(INSTRUCTIONS TO FOLLOW): Copy out the material below word for word, starting at its first line and stopping after the line that contains "Point — [218, 682, 240, 697]".

(GIVEN ENTRIES):
________________________

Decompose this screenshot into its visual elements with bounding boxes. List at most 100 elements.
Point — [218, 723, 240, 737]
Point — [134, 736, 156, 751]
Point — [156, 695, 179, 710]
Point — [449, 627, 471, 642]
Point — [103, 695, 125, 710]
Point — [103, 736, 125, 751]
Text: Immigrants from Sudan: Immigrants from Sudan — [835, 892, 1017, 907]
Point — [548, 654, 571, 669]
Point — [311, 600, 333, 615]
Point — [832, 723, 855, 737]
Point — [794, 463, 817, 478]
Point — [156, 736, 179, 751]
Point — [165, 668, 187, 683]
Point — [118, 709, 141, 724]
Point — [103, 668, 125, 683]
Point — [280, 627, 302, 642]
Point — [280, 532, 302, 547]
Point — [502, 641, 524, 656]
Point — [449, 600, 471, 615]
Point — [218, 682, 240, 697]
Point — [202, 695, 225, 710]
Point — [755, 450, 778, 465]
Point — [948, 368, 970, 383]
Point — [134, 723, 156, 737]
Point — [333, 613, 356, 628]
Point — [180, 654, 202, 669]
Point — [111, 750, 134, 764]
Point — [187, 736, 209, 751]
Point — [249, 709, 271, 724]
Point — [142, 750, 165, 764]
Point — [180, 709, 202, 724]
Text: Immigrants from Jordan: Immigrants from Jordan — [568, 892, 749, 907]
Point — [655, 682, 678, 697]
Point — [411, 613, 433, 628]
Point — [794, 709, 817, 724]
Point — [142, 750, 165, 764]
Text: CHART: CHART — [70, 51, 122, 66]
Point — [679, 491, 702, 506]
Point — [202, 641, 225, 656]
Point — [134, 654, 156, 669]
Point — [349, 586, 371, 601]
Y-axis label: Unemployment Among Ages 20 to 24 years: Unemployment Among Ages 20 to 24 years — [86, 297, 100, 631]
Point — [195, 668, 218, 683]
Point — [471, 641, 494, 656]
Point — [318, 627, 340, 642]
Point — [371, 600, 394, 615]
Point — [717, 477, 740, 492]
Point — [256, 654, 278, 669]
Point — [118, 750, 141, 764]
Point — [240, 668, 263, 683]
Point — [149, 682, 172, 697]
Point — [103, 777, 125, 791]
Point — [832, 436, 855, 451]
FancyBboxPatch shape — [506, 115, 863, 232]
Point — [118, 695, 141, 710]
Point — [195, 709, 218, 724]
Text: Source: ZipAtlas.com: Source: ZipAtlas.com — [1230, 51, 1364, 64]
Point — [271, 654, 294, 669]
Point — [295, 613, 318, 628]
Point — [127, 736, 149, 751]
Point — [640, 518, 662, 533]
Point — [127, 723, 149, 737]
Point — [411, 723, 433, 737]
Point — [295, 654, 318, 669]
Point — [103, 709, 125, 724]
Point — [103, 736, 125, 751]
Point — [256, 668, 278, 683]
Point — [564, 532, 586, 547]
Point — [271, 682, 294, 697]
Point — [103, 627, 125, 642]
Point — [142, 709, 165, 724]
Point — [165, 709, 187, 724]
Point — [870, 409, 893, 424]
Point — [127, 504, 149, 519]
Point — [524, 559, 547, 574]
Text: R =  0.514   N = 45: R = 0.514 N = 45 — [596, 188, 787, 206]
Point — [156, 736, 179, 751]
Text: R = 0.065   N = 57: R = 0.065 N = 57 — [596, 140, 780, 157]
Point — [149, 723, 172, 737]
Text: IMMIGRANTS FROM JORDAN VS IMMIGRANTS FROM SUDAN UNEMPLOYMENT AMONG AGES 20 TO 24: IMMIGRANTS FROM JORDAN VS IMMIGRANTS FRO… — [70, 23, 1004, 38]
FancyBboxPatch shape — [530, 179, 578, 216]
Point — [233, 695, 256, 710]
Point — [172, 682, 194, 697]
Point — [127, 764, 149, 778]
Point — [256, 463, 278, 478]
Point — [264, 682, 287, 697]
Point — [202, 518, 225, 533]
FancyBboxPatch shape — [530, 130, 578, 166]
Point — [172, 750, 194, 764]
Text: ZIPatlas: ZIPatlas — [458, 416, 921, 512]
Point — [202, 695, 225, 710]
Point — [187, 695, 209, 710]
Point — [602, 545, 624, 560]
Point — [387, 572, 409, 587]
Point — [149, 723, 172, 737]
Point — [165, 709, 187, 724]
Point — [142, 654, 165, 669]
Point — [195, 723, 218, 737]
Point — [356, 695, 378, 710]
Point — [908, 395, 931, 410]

________________________

(FINISHED TASK):
Decompose this screenshot into its visual elements with bounding boxes. List at most 100 elements.
Point — [218, 723, 240, 737]
Point — [134, 736, 156, 751]
Point — [156, 695, 179, 710]
Point — [449, 627, 471, 642]
Point — [103, 695, 125, 710]
Point — [103, 736, 125, 751]
Text: Immigrants from Sudan: Immigrants from Sudan — [835, 892, 1017, 907]
Point — [548, 654, 571, 669]
Point — [311, 600, 333, 615]
Point — [832, 723, 855, 737]
Point — [794, 463, 817, 478]
Point — [156, 736, 179, 751]
Point — [165, 668, 187, 683]
Point — [118, 709, 141, 724]
Point — [103, 668, 125, 683]
Point — [280, 627, 302, 642]
Point — [280, 532, 302, 547]
Point — [502, 641, 524, 656]
Point — [449, 600, 471, 615]
Point — [218, 682, 240, 697]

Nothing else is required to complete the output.